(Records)
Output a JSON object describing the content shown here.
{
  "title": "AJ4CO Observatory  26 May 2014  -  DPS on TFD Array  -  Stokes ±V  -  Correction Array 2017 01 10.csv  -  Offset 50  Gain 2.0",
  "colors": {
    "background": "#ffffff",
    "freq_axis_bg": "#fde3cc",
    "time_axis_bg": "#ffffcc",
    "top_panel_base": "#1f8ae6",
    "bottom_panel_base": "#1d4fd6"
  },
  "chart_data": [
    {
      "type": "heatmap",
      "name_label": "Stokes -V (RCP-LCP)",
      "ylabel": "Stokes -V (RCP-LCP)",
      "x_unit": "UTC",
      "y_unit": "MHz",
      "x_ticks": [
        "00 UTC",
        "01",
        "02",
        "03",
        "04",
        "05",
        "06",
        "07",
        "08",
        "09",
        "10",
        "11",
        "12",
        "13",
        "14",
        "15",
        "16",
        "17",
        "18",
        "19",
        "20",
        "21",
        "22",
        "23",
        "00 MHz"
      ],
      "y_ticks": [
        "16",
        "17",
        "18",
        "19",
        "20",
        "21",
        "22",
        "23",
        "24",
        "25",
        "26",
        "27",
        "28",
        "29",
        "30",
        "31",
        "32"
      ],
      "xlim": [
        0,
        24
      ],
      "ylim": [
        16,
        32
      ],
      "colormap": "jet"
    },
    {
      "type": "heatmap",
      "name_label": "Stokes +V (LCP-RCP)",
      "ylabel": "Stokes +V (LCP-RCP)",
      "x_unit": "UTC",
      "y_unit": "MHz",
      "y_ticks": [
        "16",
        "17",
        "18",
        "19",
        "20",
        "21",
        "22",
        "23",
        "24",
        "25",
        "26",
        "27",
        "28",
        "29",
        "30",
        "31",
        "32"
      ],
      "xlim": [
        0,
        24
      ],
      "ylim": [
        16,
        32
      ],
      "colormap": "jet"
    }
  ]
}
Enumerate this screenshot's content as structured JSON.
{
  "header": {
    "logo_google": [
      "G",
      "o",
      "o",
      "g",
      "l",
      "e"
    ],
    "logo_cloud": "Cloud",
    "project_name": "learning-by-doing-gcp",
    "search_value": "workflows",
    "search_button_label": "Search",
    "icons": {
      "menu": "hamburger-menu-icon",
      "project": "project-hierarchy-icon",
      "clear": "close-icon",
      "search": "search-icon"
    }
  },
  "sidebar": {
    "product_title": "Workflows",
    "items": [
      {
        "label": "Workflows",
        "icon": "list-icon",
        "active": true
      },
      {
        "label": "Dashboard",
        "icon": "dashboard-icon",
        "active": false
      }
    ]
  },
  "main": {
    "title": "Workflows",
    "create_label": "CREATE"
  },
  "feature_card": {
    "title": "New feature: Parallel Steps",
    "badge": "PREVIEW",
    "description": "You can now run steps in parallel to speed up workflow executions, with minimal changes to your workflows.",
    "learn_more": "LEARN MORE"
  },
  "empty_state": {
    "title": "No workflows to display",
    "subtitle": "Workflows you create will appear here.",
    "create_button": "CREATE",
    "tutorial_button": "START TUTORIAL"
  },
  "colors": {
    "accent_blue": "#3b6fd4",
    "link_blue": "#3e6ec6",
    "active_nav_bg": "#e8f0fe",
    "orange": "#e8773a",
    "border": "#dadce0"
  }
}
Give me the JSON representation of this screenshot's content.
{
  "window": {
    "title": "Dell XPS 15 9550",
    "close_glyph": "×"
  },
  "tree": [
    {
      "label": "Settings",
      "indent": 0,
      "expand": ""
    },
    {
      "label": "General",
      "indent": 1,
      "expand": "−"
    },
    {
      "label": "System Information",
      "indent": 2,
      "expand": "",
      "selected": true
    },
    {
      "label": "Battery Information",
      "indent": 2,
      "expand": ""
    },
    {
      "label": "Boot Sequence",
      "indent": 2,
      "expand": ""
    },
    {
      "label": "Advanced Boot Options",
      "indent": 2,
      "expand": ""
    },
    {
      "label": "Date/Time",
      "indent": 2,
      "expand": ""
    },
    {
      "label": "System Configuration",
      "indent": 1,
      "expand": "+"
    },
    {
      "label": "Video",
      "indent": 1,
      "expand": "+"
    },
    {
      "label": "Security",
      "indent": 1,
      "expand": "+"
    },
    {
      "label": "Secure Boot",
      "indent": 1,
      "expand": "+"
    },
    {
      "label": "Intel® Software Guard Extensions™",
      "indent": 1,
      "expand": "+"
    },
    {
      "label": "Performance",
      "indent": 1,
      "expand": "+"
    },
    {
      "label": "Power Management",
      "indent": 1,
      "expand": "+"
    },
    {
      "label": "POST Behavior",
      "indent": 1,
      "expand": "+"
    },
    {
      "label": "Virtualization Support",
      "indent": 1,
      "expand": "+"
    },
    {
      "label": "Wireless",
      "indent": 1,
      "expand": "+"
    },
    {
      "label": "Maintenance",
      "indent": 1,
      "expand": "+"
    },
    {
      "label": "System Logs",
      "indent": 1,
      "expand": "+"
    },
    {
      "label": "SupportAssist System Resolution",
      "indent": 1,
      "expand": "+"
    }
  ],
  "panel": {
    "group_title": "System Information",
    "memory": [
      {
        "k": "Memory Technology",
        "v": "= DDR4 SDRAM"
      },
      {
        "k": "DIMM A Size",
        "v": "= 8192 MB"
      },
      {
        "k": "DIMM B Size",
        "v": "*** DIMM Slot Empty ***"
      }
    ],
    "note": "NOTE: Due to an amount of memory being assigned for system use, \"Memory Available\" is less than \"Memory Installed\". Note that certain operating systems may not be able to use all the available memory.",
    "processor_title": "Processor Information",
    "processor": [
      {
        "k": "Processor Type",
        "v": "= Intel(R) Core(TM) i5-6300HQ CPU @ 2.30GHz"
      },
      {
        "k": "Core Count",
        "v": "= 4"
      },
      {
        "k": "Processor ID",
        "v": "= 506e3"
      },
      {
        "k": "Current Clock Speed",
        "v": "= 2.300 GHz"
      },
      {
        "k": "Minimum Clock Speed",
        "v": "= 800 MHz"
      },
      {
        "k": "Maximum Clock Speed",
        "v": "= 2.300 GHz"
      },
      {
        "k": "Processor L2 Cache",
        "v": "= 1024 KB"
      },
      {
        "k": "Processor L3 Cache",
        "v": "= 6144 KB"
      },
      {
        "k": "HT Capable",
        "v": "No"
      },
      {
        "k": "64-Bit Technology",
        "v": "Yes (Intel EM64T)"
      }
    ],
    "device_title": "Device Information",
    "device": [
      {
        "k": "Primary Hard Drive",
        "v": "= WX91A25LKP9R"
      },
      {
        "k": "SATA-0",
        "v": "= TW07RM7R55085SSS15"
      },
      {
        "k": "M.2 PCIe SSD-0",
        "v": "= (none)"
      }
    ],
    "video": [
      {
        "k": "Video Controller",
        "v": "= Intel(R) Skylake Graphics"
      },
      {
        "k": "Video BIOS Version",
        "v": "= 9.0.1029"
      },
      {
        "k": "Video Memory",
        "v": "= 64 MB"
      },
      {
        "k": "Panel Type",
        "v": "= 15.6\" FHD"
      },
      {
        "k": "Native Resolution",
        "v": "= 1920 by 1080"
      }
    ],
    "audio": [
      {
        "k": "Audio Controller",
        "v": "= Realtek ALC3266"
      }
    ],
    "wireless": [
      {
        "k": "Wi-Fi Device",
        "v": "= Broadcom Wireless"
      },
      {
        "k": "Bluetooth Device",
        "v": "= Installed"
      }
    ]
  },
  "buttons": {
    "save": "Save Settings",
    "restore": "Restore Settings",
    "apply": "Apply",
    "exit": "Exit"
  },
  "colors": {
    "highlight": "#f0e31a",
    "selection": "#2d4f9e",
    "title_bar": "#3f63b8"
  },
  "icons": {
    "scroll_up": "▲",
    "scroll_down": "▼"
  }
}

INSTRUCTION
What do the records say? Quote them all exactly.

RESPONSE TO THE EXERCISE
Output a JSON object describing the content shown here.
{
  "title": "AJ4CO Observatory  26 May 2014  -  DPS on TFD Array  -  Stokes ±V  -  Correction Array 2017 01 10.csv  -  Offset 50  Gain 2.0",
  "colors": {
    "background": "#ffffff",
    "freq_axis_bg": "#fde3cc",
    "time_axis_bg": "#ffffcc",
    "top_panel_base": "#1f8ae6",
    "bottom_panel_base": "#1d4fd6"
  },
  "chart_data": [
    {
      "type": "heatmap",
      "name_label": "Stokes -V (RCP-LCP)",
      "ylabel": "Stokes -V (RCP-LCP)",
      "x_unit": "UTC",
      "y_unit": "MHz",
      "x_ticks": [
        "00 UTC",
        "01",
        "02",
        "03",
        "04",
        "05",
        "06",
        "07",
        "08",
        "09",
        "10",
        "11",
        "12",
        "13",
        "14",
        "15",
        "16",
        "17",
        "18",
        "19",
        "20",
        "21",
        "22",
        "23",
        "00 MHz"
      ],
      "y_ticks": [
        "16",
        "17",
        "18",
        "19",
        "20",
        "21",
        "22",
        "23",
        "24",
        "25",
        "26",
        "27",
        "28",
        "29",
        "30",
        "31",
        "32"
      ],
      "xlim": [
        0,
        24
      ],
      "ylim": [
        16,
        32
      ],
      "colormap": "jet"
    },
    {
      "type": "heatmap",
      "name_label": "Stokes +V (LCP-RCP)",
      "ylabel": "Stokes +V (LCP-RCP)",
      "x_unit": "UTC",
      "y_unit": "MHz",
      "y_ticks": [
        "16",
        "17",
        "18",
        "19",
        "20",
        "21",
        "22",
        "23",
        "24",
        "25",
        "26",
        "27",
        "28",
        "29",
        "30",
        "31",
        "32"
      ],
      "xlim": [
        0,
        24
      ],
      "ylim": [
        16,
        32
      ],
      "colormap": "jet"
    }
  ]
}
Enumerate this screenshot's content as structured JSON.
{
  "header": {
    "logo_google": [
      "G",
      "o",
      "o",
      "g",
      "l",
      "e"
    ],
    "logo_cloud": "Cloud",
    "project_name": "learning-by-doing-gcp",
    "search_value": "workflows",
    "search_button_label": "Search",
    "icons": {
      "menu": "hamburger-menu-icon",
      "project": "project-hierarchy-icon",
      "clear": "close-icon",
      "search": "search-icon"
    }
  },
  "sidebar": {
    "product_title": "Workflows",
    "items": [
      {
        "label": "Workflows",
        "icon": "list-icon",
        "active": true
      },
      {
        "label": "Dashboard",
        "icon": "dashboard-icon",
        "active": false
      }
    ]
  },
  "main": {
    "title": "Workflows",
    "create_label": "CREATE"
  },
  "feature_card": {
    "title": "New feature: Parallel Steps",
    "badge": "PREVIEW",
    "description": "You can now run steps in parallel to speed up workflow executions, with minimal changes to your workflows.",
    "learn_more": "LEARN MORE"
  },
  "empty_state": {
    "title": "No workflows to display",
    "subtitle": "Workflows you create will appear here.",
    "create_button": "CREATE",
    "tutorial_button": "START TUTORIAL"
  },
  "colors": {
    "accent_blue": "#3b6fd4",
    "link_blue": "#3e6ec6",
    "active_nav_bg": "#e8f0fe",
    "orange": "#e8773a",
    "border": "#dadce0"
  }
}
Give me the JSON representation of this screenshot's content.
{
  "window": {
    "title": "Dell XPS 15 9550",
    "close_glyph": "×"
  },
  "tree": [
    {
      "label": "Settings",
      "indent": 0,
      "expand": ""
    },
    {
      "label": "General",
      "indent": 1,
      "expand": "−"
    },
    {
      "label": "System Information",
      "indent": 2,
      "expand": "",
      "selected": true
    },
    {
      "label": "Battery Information",
      "indent": 2,
      "expand": ""
    },
    {
      "label": "Boot Sequence",
      "indent": 2,
      "expand": ""
    },
    {
      "label": "Advanced Boot Options",
      "indent": 2,
      "expand": ""
    },
    {
      "label": "Date/Time",
      "indent": 2,
      "expand": ""
    },
    {
      "label": "System Configuration",
      "indent": 1,
      "expand": "+"
    },
    {
      "label": "Video",
      "indent": 1,
      "expand": "+"
    },
    {
      "label": "Security",
      "indent": 1,
      "expand": "+"
    },
    {
      "label": "Secure Boot",
      "indent": 1,
      "expand": "+"
    },
    {
      "label": "Intel® Software Guard Extensions™",
      "indent": 1,
      "expand": "+"
    },
    {
      "label": "Performance",
      "indent": 1,
      "expand": "+"
    },
    {
      "label": "Power Management",
      "indent": 1,
      "expand": "+"
    },
    {
      "label": "POST Behavior",
      "indent": 1,
      "expand": "+"
    },
    {
      "label": "Virtualization Support",
      "indent": 1,
      "expand": "+"
    },
    {
      "label": "Wireless",
      "indent": 1,
      "expand": "+"
    },
    {
      "label": "Maintenance",
      "indent": 1,
      "expand": "+"
    },
    {
      "label": "System Logs",
      "indent": 1,
      "expand": "+"
    },
    {
      "label": "SupportAssist System Resolution",
      "indent": 1,
      "expand": "+"
    }
  ],
  "panel": {
    "group_title": "System Information",
    "memory": [
      {
        "k": "Memory Technology",
        "v": "= DDR4 SDRAM"
      },
      {
        "k": "DIMM A Size",
        "v": "= 8192 MB"
      },
      {
        "k": "DIMM B Size",
        "v": "*** DIMM Slot Empty ***"
      }
    ],
    "note": "NOTE: Due to an amount of memory being assigned for system use, \"Memory Available\" is less than \"Memory Installed\". Note that certain operating systems may not be able to use all the available memory.",
    "processor_title": "Processor Information",
    "processor": [
      {
        "k": "Processor Type",
        "v": "= Intel(R) Core(TM) i5-6300HQ CPU @ 2.30GHz"
      },
      {
        "k": "Core Count",
        "v": "= 4"
      },
      {
        "k": "Processor ID",
        "v": "= 506e3"
      },
      {
        "k": "Current Clock Speed",
        "v": "= 2.300 GHz"
      },
      {
        "k": "Minimum Clock Speed",
        "v": "= 800 MHz"
      },
      {
        "k": "Maximum Clock Speed",
        "v": "= 2.300 GHz"
      },
      {
        "k": "Processor L2 Cache",
        "v": "= 1024 KB"
      },
      {
        "k": "Processor L3 Cache",
        "v": "= 6144 KB"
      },
      {
        "k": "HT Capable",
        "v": "No"
      },
      {
        "k": "64-Bit Technology",
        "v": "Yes (Intel EM64T)"
      }
    ],
    "device_title": "Device Information",
    "device": [
      {
        "k": "Primary Hard Drive",
        "v": "= WX91A25LKP9R"
      },
      {
        "k": "SATA-0",
        "v": "= TW07RM7R55085SSS15"
      },
      {
        "k": "M.2 PCIe SSD-0",
        "v": "= (none)"
      }
    ],
    "video": [
      {
        "k": "Video Controller",
        "v": "= Intel(R) Skylake Graphics"
      },
      {
        "k": "Video BIOS Version",
        "v": "= 9.0.1029"
      },
      {
        "k": "Video Memory",
        "v": "= 64 MB"
      },
      {
        "k": "Panel Type",
        "v": "= 15.6\" FHD"
      },
      {
        "k": "Native Resolution",
        "v": "= 1920 by 1080"
      }
    ],
    "audio": [
      {
        "k": "Audio Controller",
        "v": "= Realtek ALC3266"
      }
    ],
    "wireless": [
      {
        "k": "Wi-Fi Device",
        "v": "= Broadcom Wireless"
      },
      {
        "k": "Bluetooth Device",
        "v": "= Installed"
      }
    ]
  },
  "buttons": {
    "save": "Save Settings",
    "restore": "Restore Settings",
    "apply": "Apply",
    "exit": "Exit"
  },
  "colors": {
    "highlight": "#f0e31a",
    "selection": "#2d4f9e",
    "title_bar": "#3f63b8"
  },
  "icons": {
    "scroll_up": "▲",
    "scroll_down": "▼"
  }
}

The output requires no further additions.